◆ Entries provided:

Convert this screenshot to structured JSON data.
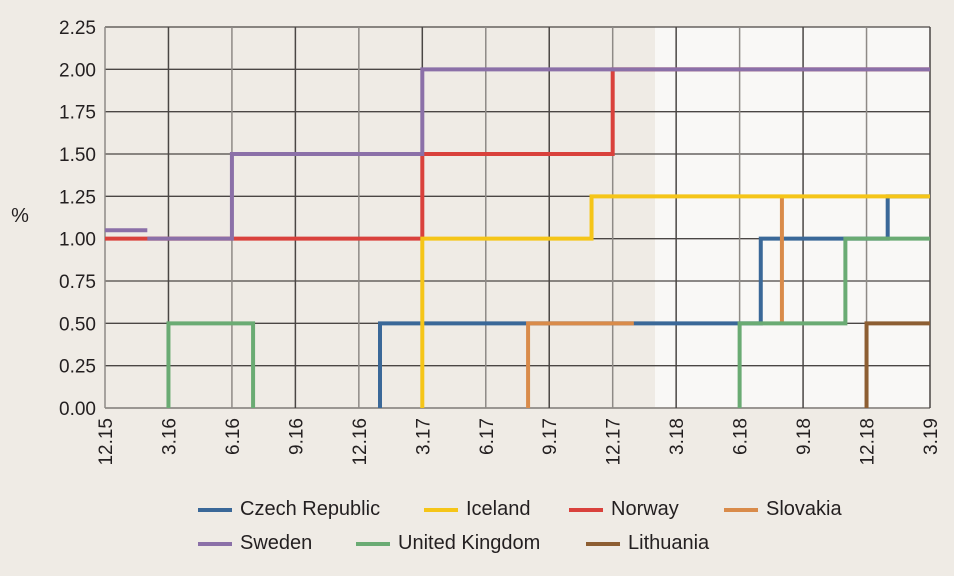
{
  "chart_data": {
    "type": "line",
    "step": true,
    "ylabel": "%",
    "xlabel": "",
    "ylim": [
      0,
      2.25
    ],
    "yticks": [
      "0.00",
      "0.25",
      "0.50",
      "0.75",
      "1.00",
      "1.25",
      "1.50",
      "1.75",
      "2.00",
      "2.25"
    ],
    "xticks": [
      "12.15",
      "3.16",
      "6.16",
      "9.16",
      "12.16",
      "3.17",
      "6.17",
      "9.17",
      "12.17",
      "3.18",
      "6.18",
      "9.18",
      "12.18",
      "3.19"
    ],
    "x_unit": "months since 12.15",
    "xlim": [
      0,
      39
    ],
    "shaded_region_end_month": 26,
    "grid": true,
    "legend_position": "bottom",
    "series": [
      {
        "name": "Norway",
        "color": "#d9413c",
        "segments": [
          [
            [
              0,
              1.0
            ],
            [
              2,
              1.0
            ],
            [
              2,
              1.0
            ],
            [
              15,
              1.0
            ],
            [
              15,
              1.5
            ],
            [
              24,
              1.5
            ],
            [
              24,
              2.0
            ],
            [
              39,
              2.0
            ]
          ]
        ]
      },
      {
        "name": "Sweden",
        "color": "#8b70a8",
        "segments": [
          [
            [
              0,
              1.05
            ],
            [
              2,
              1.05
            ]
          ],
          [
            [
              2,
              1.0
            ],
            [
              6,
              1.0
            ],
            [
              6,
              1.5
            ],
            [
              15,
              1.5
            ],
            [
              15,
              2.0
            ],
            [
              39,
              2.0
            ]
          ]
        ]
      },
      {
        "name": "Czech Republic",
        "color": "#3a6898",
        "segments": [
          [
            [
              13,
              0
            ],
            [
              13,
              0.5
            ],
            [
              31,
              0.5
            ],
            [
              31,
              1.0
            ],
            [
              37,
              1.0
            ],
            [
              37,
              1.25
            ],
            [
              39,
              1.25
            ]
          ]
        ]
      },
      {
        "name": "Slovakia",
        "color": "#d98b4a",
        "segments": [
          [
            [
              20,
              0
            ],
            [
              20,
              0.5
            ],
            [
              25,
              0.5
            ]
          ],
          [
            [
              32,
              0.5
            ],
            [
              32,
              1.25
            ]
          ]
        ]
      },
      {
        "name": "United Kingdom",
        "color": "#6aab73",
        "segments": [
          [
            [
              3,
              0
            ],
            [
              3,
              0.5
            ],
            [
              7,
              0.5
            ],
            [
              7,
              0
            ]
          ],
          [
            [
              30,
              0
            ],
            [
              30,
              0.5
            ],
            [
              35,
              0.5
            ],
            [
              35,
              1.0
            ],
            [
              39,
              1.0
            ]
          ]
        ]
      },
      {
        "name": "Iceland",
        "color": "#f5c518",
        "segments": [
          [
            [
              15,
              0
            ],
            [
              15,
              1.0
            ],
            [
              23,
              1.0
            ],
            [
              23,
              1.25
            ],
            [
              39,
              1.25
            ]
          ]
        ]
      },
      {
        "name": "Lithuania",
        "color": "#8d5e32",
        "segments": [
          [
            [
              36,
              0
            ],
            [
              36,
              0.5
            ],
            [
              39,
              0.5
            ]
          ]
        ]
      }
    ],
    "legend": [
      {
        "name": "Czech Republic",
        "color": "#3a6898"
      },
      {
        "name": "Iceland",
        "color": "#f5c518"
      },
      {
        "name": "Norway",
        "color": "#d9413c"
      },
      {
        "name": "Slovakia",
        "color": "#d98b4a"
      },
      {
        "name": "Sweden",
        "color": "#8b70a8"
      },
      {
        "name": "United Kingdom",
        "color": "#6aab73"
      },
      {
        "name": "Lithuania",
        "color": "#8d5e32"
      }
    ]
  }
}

◆ Given exercise: Return the listing above unchanged, apart from dropping its pictures.

◆ Solution to the problem:
Convert this screenshot to structured JSON data.
{
  "chart_data": {
    "type": "line",
    "step": true,
    "ylabel": "%",
    "xlabel": "",
    "ylim": [
      0,
      2.25
    ],
    "yticks": [
      "0.00",
      "0.25",
      "0.50",
      "0.75",
      "1.00",
      "1.25",
      "1.50",
      "1.75",
      "2.00",
      "2.25"
    ],
    "xticks": [
      "12.15",
      "3.16",
      "6.16",
      "9.16",
      "12.16",
      "3.17",
      "6.17",
      "9.17",
      "12.17",
      "3.18",
      "6.18",
      "9.18",
      "12.18",
      "3.19"
    ],
    "x_unit": "months since 12.15",
    "xlim": [
      0,
      39
    ],
    "shaded_region_end_month": 26,
    "grid": true,
    "legend_position": "bottom",
    "series": [
      {
        "name": "Norway",
        "color": "#d9413c",
        "segments": [
          [
            [
              0,
              1.0
            ],
            [
              2,
              1.0
            ],
            [
              2,
              1.0
            ],
            [
              15,
              1.0
            ],
            [
              15,
              1.5
            ],
            [
              24,
              1.5
            ],
            [
              24,
              2.0
            ],
            [
              39,
              2.0
            ]
          ]
        ]
      },
      {
        "name": "Sweden",
        "color": "#8b70a8",
        "segments": [
          [
            [
              0,
              1.05
            ],
            [
              2,
              1.05
            ]
          ],
          [
            [
              2,
              1.0
            ],
            [
              6,
              1.0
            ],
            [
              6,
              1.5
            ],
            [
              15,
              1.5
            ],
            [
              15,
              2.0
            ],
            [
              39,
              2.0
            ]
          ]
        ]
      },
      {
        "name": "Czech Republic",
        "color": "#3a6898",
        "segments": [
          [
            [
              13,
              0
            ],
            [
              13,
              0.5
            ],
            [
              31,
              0.5
            ],
            [
              31,
              1.0
            ],
            [
              37,
              1.0
            ],
            [
              37,
              1.25
            ],
            [
              39,
              1.25
            ]
          ]
        ]
      },
      {
        "name": "Slovakia",
        "color": "#d98b4a",
        "segments": [
          [
            [
              20,
              0
            ],
            [
              20,
              0.5
            ],
            [
              25,
              0.5
            ]
          ],
          [
            [
              32,
              0.5
            ],
            [
              32,
              1.25
            ]
          ]
        ]
      },
      {
        "name": "United Kingdom",
        "color": "#6aab73",
        "segments": [
          [
            [
              3,
              0
            ],
            [
              3,
              0.5
            ],
            [
              7,
              0.5
            ],
            [
              7,
              0
            ]
          ],
          [
            [
              30,
              0
            ],
            [
              30,
              0.5
            ],
            [
              35,
              0.5
            ],
            [
              35,
              1.0
            ],
            [
              39,
              1.0
            ]
          ]
        ]
      },
      {
        "name": "Iceland",
        "color": "#f5c518",
        "segments": [
          [
            [
              15,
              0
            ],
            [
              15,
              1.0
            ],
            [
              23,
              1.0
            ],
            [
              23,
              1.25
            ],
            [
              39,
              1.25
            ]
          ]
        ]
      },
      {
        "name": "Lithuania",
        "color": "#8d5e32",
        "segments": [
          [
            [
              36,
              0
            ],
            [
              36,
              0.5
            ],
            [
              39,
              0.5
            ]
          ]
        ]
      }
    ],
    "legend": [
      {
        "name": "Czech Republic",
        "color": "#3a6898"
      },
      {
        "name": "Iceland",
        "color": "#f5c518"
      },
      {
        "name": "Norway",
        "color": "#d9413c"
      },
      {
        "name": "Slovakia",
        "color": "#d98b4a"
      },
      {
        "name": "Sweden",
        "color": "#8b70a8"
      },
      {
        "name": "United Kingdom",
        "color": "#6aab73"
      },
      {
        "name": "Lithuania",
        "color": "#8d5e32"
      }
    ]
  }
}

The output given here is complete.